▸ **Directions for this task**: Print the records below exactly, and do not carry over any picture.

====

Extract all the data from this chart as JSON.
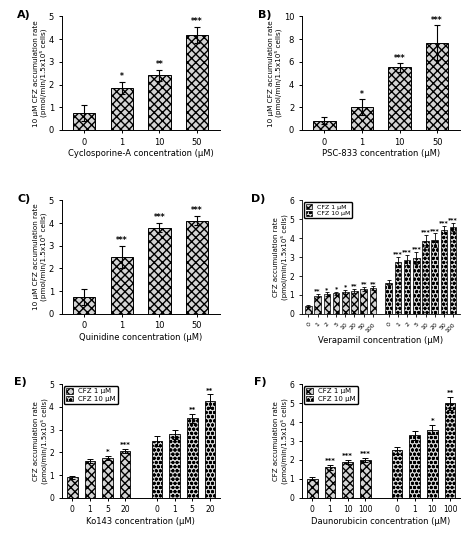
{
  "A": {
    "categories": [
      "0",
      "1",
      "10",
      "50"
    ],
    "values": [
      0.75,
      1.85,
      2.4,
      4.2
    ],
    "errors": [
      0.35,
      0.25,
      0.25,
      0.35
    ],
    "sig": [
      "",
      "*",
      "**",
      "***"
    ],
    "ylabel": "10 μM CFZ accumulation rate\n(pmol/min/1.5x10⁵ cells)",
    "xlabel": "Cyclosporine-A concentration (μM)",
    "ylim": [
      0,
      5
    ],
    "yticks": [
      0,
      1,
      2,
      3,
      4,
      5
    ],
    "label": "A)"
  },
  "B": {
    "categories": [
      "0",
      "1",
      "10",
      "50"
    ],
    "values": [
      0.8,
      2.0,
      5.5,
      7.7
    ],
    "errors": [
      0.3,
      0.7,
      0.4,
      1.5
    ],
    "sig": [
      "",
      "*",
      "***",
      "***"
    ],
    "ylabel": "10 μM CFZ accumulation rate\n(pmol/min/1.5x10⁵ cells)",
    "xlabel": "PSC-833 concentration (μM)",
    "ylim": [
      0,
      10
    ],
    "yticks": [
      0,
      2,
      4,
      6,
      8,
      10
    ],
    "label": "B)"
  },
  "C": {
    "categories": [
      "0",
      "1",
      "10",
      "50"
    ],
    "values": [
      0.75,
      2.5,
      3.8,
      4.1
    ],
    "errors": [
      0.35,
      0.5,
      0.2,
      0.2
    ],
    "sig": [
      "",
      "***",
      "***",
      "***"
    ],
    "ylabel": "10 μM CFZ accumulation rate\n(pmol/min/1.5x10⁵ cells)",
    "xlabel": "Quinidine concentration (μM)",
    "ylim": [
      0,
      5
    ],
    "yticks": [
      0,
      1,
      2,
      3,
      4,
      5
    ],
    "label": "C)"
  },
  "D": {
    "categories_1": [
      "0",
      "1",
      "2",
      "5",
      "10",
      "20",
      "50",
      "100"
    ],
    "values_1": [
      0.4,
      0.95,
      1.05,
      1.1,
      1.15,
      1.2,
      1.3,
      1.35
    ],
    "errors_1": [
      0.05,
      0.08,
      0.08,
      0.08,
      0.1,
      0.1,
      0.1,
      0.1
    ],
    "sig_1": [
      "",
      "**",
      "*",
      "*",
      "*",
      "**",
      "**",
      "**"
    ],
    "categories_2": [
      "0",
      "1",
      "2",
      "5",
      "10",
      "20",
      "50",
      "100"
    ],
    "values_2": [
      1.65,
      2.75,
      2.85,
      2.95,
      3.85,
      3.9,
      4.45,
      4.6
    ],
    "errors_2": [
      0.12,
      0.25,
      0.25,
      0.3,
      0.3,
      0.35,
      0.2,
      0.2
    ],
    "sig_2": [
      "",
      "***",
      "***",
      "***",
      "***",
      "***",
      "***",
      "***"
    ],
    "ylabel": "CFZ accumulation rate\n(pmol/min/1.5x10⁵ cells)",
    "xlabel": "Verapamil concentration (μM)",
    "ylim": [
      0,
      6
    ],
    "yticks": [
      0,
      1,
      2,
      3,
      4,
      5,
      6
    ],
    "label": "D)",
    "legend": [
      "CFZ 1 μM",
      "CFZ 10 μM"
    ]
  },
  "E": {
    "categories_1": [
      "0",
      "1",
      "5",
      "20"
    ],
    "values_1": [
      0.9,
      1.62,
      1.75,
      2.05
    ],
    "errors_1": [
      0.08,
      0.1,
      0.1,
      0.1
    ],
    "sig_1": [
      "",
      "",
      "*",
      "***"
    ],
    "categories_2": [
      "0",
      "1",
      "5",
      "20"
    ],
    "values_2": [
      2.5,
      2.8,
      3.5,
      4.25
    ],
    "errors_2": [
      0.2,
      0.2,
      0.2,
      0.3
    ],
    "sig_2": [
      "",
      "",
      "**",
      "**"
    ],
    "ylabel": "CFZ accumulation rate\n(pmol/min/1.5x10⁵ cells)",
    "xlabel": "Ko143 concentration (μM)",
    "ylim": [
      0,
      5
    ],
    "yticks": [
      0,
      1,
      2,
      3,
      4,
      5
    ],
    "label": "E)",
    "legend": [
      "CFZ 1 μM",
      "CFZ 10 μM"
    ]
  },
  "F": {
    "categories_1": [
      "0",
      "1",
      "10",
      "100"
    ],
    "values_1": [
      1.0,
      1.6,
      1.9,
      2.0
    ],
    "errors_1": [
      0.08,
      0.12,
      0.1,
      0.1
    ],
    "sig_1": [
      "",
      "***",
      "***",
      "***"
    ],
    "categories_2": [
      "0",
      "1",
      "10",
      "100"
    ],
    "values_2": [
      2.5,
      3.3,
      3.6,
      5.0
    ],
    "errors_2": [
      0.18,
      0.25,
      0.25,
      0.35
    ],
    "sig_2": [
      "",
      "",
      "*",
      "**"
    ],
    "ylabel": "CFZ accumulation rate\n(pmol/min/1.5x10⁵ cells)",
    "xlabel": "Daunorubicin concentration (μM)",
    "ylim": [
      0,
      6
    ],
    "yticks": [
      0,
      1,
      2,
      3,
      4,
      5,
      6
    ],
    "label": "F)",
    "legend": [
      "CFZ 1 μM",
      "CFZ 10 μM"
    ]
  },
  "hatch_single": "xxxx",
  "hatch_cfz1": "xxxx",
  "hatch_cfz10": "oooo",
  "bar_color": "#d4d4d4",
  "edge_color": "#000000"
}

====

▸ **Answer to the exercise**:
Extract all the data from this chart as JSON.
{
  "A": {
    "categories": [
      "0",
      "1",
      "10",
      "50"
    ],
    "values": [
      0.75,
      1.85,
      2.4,
      4.2
    ],
    "errors": [
      0.35,
      0.25,
      0.25,
      0.35
    ],
    "sig": [
      "",
      "*",
      "**",
      "***"
    ],
    "ylabel": "10 μM CFZ accumulation rate\n(pmol/min/1.5x10⁵ cells)",
    "xlabel": "Cyclosporine-A concentration (μM)",
    "ylim": [
      0,
      5
    ],
    "yticks": [
      0,
      1,
      2,
      3,
      4,
      5
    ],
    "label": "A)"
  },
  "B": {
    "categories": [
      "0",
      "1",
      "10",
      "50"
    ],
    "values": [
      0.8,
      2.0,
      5.5,
      7.7
    ],
    "errors": [
      0.3,
      0.7,
      0.4,
      1.5
    ],
    "sig": [
      "",
      "*",
      "***",
      "***"
    ],
    "ylabel": "10 μM CFZ accumulation rate\n(pmol/min/1.5x10⁵ cells)",
    "xlabel": "PSC-833 concentration (μM)",
    "ylim": [
      0,
      10
    ],
    "yticks": [
      0,
      2,
      4,
      6,
      8,
      10
    ],
    "label": "B)"
  },
  "C": {
    "categories": [
      "0",
      "1",
      "10",
      "50"
    ],
    "values": [
      0.75,
      2.5,
      3.8,
      4.1
    ],
    "errors": [
      0.35,
      0.5,
      0.2,
      0.2
    ],
    "sig": [
      "",
      "***",
      "***",
      "***"
    ],
    "ylabel": "10 μM CFZ accumulation rate\n(pmol/min/1.5x10⁵ cells)",
    "xlabel": "Quinidine concentration (μM)",
    "ylim": [
      0,
      5
    ],
    "yticks": [
      0,
      1,
      2,
      3,
      4,
      5
    ],
    "label": "C)"
  },
  "D": {
    "categories_1": [
      "0",
      "1",
      "2",
      "5",
      "10",
      "20",
      "50",
      "100"
    ],
    "values_1": [
      0.4,
      0.95,
      1.05,
      1.1,
      1.15,
      1.2,
      1.3,
      1.35
    ],
    "errors_1": [
      0.05,
      0.08,
      0.08,
      0.08,
      0.1,
      0.1,
      0.1,
      0.1
    ],
    "sig_1": [
      "",
      "**",
      "*",
      "*",
      "*",
      "**",
      "**",
      "**"
    ],
    "categories_2": [
      "0",
      "1",
      "2",
      "5",
      "10",
      "20",
      "50",
      "100"
    ],
    "values_2": [
      1.65,
      2.75,
      2.85,
      2.95,
      3.85,
      3.9,
      4.45,
      4.6
    ],
    "errors_2": [
      0.12,
      0.25,
      0.25,
      0.3,
      0.3,
      0.35,
      0.2,
      0.2
    ],
    "sig_2": [
      "",
      "***",
      "***",
      "***",
      "***",
      "***",
      "***",
      "***"
    ],
    "ylabel": "CFZ accumulation rate\n(pmol/min/1.5x10⁵ cells)",
    "xlabel": "Verapamil concentration (μM)",
    "ylim": [
      0,
      6
    ],
    "yticks": [
      0,
      1,
      2,
      3,
      4,
      5,
      6
    ],
    "label": "D)",
    "legend": [
      "CFZ 1 μM",
      "CFZ 10 μM"
    ]
  },
  "E": {
    "categories_1": [
      "0",
      "1",
      "5",
      "20"
    ],
    "values_1": [
      0.9,
      1.62,
      1.75,
      2.05
    ],
    "errors_1": [
      0.08,
      0.1,
      0.1,
      0.1
    ],
    "sig_1": [
      "",
      "",
      "*",
      "***"
    ],
    "categories_2": [
      "0",
      "1",
      "5",
      "20"
    ],
    "values_2": [
      2.5,
      2.8,
      3.5,
      4.25
    ],
    "errors_2": [
      0.2,
      0.2,
      0.2,
      0.3
    ],
    "sig_2": [
      "",
      "",
      "**",
      "**"
    ],
    "ylabel": "CFZ accumulation rate\n(pmol/min/1.5x10⁵ cells)",
    "xlabel": "Ko143 concentration (μM)",
    "ylim": [
      0,
      5
    ],
    "yticks": [
      0,
      1,
      2,
      3,
      4,
      5
    ],
    "label": "E)",
    "legend": [
      "CFZ 1 μM",
      "CFZ 10 μM"
    ]
  },
  "F": {
    "categories_1": [
      "0",
      "1",
      "10",
      "100"
    ],
    "values_1": [
      1.0,
      1.6,
      1.9,
      2.0
    ],
    "errors_1": [
      0.08,
      0.12,
      0.1,
      0.1
    ],
    "sig_1": [
      "",
      "***",
      "***",
      "***"
    ],
    "categories_2": [
      "0",
      "1",
      "10",
      "100"
    ],
    "values_2": [
      2.5,
      3.3,
      3.6,
      5.0
    ],
    "errors_2": [
      0.18,
      0.25,
      0.25,
      0.35
    ],
    "sig_2": [
      "",
      "",
      "*",
      "**"
    ],
    "ylabel": "CFZ accumulation rate\n(pmol/min/1.5x10⁵ cells)",
    "xlabel": "Daunorubicin concentration (μM)",
    "ylim": [
      0,
      6
    ],
    "yticks": [
      0,
      1,
      2,
      3,
      4,
      5,
      6
    ],
    "label": "F)",
    "legend": [
      "CFZ 1 μM",
      "CFZ 10 μM"
    ]
  },
  "hatch_single": "xxxx",
  "hatch_cfz1": "xxxx",
  "hatch_cfz10": "oooo",
  "bar_color": "#d4d4d4",
  "edge_color": "#000000"
}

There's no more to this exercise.